Required work — Return the lines beginning at the one that contains "Output the underlying" and continuing to the end of the entries, including both ends, exactly as written and nothing else.

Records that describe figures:
-.-.-

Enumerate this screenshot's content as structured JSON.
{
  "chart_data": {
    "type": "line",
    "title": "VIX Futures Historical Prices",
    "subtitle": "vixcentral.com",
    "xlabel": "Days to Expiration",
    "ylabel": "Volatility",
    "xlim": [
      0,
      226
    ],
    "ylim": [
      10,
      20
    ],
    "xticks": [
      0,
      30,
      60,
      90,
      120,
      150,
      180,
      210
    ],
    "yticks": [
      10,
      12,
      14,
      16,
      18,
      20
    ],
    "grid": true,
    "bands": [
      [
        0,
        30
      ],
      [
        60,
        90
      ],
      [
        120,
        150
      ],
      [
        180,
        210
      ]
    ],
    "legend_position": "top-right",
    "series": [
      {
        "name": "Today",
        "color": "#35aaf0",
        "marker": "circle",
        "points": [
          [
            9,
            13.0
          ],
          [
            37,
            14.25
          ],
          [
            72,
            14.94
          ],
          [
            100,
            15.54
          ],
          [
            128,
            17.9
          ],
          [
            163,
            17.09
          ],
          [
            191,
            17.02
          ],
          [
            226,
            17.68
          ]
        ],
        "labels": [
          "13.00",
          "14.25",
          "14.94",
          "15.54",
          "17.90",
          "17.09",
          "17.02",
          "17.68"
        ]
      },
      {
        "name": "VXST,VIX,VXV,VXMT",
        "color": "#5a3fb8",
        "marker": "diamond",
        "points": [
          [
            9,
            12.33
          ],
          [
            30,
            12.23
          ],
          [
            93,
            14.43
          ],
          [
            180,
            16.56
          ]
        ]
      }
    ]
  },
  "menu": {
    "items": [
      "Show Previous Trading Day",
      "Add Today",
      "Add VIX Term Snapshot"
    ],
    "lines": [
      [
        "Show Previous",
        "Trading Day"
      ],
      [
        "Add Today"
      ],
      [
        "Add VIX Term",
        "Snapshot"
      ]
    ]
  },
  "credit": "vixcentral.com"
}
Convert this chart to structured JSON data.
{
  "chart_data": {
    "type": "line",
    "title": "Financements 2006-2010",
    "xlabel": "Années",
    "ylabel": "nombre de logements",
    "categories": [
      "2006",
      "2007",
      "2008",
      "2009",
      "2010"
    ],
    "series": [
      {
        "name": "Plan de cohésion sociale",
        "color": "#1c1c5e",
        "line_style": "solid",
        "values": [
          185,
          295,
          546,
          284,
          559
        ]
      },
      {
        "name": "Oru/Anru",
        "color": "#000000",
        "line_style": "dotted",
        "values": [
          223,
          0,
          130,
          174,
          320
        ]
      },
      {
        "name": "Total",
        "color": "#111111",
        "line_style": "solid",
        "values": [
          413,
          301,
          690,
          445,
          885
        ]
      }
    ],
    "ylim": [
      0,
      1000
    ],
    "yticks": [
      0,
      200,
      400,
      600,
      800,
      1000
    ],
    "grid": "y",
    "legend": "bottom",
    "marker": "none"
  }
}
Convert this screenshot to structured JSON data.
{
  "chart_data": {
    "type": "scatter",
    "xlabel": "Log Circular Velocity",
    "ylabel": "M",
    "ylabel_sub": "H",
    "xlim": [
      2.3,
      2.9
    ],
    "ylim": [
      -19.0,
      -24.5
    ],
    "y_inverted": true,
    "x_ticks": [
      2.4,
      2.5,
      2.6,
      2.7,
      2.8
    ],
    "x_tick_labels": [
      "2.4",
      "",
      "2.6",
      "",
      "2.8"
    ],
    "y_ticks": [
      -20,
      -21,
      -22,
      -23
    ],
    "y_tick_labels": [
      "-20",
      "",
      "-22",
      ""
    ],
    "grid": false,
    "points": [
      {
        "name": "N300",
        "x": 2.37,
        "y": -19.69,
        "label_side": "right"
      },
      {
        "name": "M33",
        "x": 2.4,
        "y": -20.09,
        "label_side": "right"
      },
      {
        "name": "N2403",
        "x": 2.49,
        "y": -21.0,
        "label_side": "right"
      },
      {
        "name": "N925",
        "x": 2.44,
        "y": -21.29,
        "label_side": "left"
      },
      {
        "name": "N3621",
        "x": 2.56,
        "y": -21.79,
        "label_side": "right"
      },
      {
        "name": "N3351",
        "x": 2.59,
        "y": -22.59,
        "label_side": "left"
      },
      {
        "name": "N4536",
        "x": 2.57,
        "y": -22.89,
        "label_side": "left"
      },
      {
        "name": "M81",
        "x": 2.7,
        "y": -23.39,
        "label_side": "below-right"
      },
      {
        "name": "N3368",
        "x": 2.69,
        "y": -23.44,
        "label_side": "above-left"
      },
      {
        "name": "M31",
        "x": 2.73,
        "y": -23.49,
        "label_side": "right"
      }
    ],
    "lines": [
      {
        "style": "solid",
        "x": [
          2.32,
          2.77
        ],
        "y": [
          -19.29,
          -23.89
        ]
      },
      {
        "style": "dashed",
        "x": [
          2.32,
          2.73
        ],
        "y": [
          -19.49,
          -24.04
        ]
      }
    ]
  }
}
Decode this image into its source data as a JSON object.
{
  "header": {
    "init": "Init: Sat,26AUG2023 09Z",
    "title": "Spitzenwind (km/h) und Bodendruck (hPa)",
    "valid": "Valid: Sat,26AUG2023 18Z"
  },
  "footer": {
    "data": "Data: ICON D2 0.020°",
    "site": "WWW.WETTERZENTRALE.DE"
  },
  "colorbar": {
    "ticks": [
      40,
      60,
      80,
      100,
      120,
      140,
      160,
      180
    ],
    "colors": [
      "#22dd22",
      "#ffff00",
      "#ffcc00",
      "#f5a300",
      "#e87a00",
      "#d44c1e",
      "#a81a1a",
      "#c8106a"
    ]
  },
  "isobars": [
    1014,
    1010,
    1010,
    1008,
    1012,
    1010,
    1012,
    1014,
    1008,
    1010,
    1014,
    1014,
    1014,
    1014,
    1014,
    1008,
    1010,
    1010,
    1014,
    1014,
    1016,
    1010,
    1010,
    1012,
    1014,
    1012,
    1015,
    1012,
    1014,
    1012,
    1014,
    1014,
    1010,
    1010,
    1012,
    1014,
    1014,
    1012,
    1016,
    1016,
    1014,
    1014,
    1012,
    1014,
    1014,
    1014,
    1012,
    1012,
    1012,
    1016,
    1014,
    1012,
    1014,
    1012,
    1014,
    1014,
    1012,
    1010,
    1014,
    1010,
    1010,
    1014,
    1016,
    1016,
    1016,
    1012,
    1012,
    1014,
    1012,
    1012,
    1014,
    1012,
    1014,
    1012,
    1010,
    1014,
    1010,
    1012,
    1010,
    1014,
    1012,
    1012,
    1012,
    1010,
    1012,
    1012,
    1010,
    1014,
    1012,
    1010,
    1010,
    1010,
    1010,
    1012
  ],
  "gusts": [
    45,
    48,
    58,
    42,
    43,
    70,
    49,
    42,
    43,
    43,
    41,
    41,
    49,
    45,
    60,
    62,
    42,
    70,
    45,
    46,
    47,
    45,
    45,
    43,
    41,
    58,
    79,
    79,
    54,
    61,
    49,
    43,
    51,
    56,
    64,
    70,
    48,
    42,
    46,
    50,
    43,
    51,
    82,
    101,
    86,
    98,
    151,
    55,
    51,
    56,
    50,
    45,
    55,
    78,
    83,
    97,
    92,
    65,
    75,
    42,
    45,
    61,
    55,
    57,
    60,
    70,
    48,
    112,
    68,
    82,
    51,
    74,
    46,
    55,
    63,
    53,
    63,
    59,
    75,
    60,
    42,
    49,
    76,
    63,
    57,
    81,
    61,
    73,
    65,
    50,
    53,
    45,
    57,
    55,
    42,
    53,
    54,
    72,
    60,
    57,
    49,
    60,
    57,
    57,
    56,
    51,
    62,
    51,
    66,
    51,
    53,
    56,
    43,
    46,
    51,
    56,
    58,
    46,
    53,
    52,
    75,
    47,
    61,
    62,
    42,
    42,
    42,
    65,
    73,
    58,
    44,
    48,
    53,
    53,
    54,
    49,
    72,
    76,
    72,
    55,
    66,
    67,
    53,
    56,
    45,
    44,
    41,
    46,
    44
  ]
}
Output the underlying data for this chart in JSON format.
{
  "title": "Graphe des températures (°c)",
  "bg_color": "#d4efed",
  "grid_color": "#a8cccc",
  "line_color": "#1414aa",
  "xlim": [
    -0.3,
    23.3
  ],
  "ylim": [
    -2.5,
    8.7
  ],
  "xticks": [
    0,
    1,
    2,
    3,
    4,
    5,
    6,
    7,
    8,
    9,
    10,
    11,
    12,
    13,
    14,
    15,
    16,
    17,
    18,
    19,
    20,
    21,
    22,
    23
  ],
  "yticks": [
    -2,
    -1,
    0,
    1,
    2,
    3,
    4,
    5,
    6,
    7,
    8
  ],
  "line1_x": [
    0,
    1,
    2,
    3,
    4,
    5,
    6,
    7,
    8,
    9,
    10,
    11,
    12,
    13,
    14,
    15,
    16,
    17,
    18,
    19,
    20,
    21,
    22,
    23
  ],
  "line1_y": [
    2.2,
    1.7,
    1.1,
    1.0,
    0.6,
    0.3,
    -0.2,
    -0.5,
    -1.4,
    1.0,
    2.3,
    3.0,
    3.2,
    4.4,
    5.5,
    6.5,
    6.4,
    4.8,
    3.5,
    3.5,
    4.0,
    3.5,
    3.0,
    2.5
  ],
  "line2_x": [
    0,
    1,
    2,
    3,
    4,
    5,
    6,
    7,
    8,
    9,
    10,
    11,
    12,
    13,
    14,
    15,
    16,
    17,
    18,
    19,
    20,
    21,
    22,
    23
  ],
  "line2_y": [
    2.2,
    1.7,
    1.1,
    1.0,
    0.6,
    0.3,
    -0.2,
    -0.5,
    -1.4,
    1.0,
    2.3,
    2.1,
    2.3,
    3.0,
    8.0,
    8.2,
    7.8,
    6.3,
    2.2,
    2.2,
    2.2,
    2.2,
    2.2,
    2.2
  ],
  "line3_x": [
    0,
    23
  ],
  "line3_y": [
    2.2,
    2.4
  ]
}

-.-.-

Full response —
Output the underlying data for this chart in JSON format.
{
  "title": "Graphe des températures (°c)",
  "bg_color": "#d4efed",
  "grid_color": "#a8cccc",
  "line_color": "#1414aa",
  "xlim": [
    -0.3,
    23.3
  ],
  "ylim": [
    -2.5,
    8.7
  ],
  "xticks": [
    0,
    1,
    2,
    3,
    4,
    5,
    6,
    7,
    8,
    9,
    10,
    11,
    12,
    13,
    14,
    15,
    16,
    17,
    18,
    19,
    20,
    21,
    22,
    23
  ],
  "yticks": [
    -2,
    -1,
    0,
    1,
    2,
    3,
    4,
    5,
    6,
    7,
    8
  ],
  "line1_x": [
    0,
    1,
    2,
    3,
    4,
    5,
    6,
    7,
    8,
    9,
    10,
    11,
    12,
    13,
    14,
    15,
    16,
    17,
    18,
    19,
    20,
    21,
    22,
    23
  ],
  "line1_y": [
    2.2,
    1.7,
    1.1,
    1.0,
    0.6,
    0.3,
    -0.2,
    -0.5,
    -1.4,
    1.0,
    2.3,
    3.0,
    3.2,
    4.4,
    5.5,
    6.5,
    6.4,
    4.8,
    3.5,
    3.5,
    4.0,
    3.5,
    3.0,
    2.5
  ],
  "line2_x": [
    0,
    1,
    2,
    3,
    4,
    5,
    6,
    7,
    8,
    9,
    10,
    11,
    12,
    13,
    14,
    15,
    16,
    17,
    18,
    19,
    20,
    21,
    22,
    23
  ],
  "line2_y": [
    2.2,
    1.7,
    1.1,
    1.0,
    0.6,
    0.3,
    -0.2,
    -0.5,
    -1.4,
    1.0,
    2.3,
    2.1,
    2.3,
    3.0,
    8.0,
    8.2,
    7.8,
    6.3,
    2.2,
    2.2,
    2.2,
    2.2,
    2.2,
    2.2
  ],
  "line3_x": [
    0,
    23
  ],
  "line3_y": [
    2.2,
    2.4
  ]
}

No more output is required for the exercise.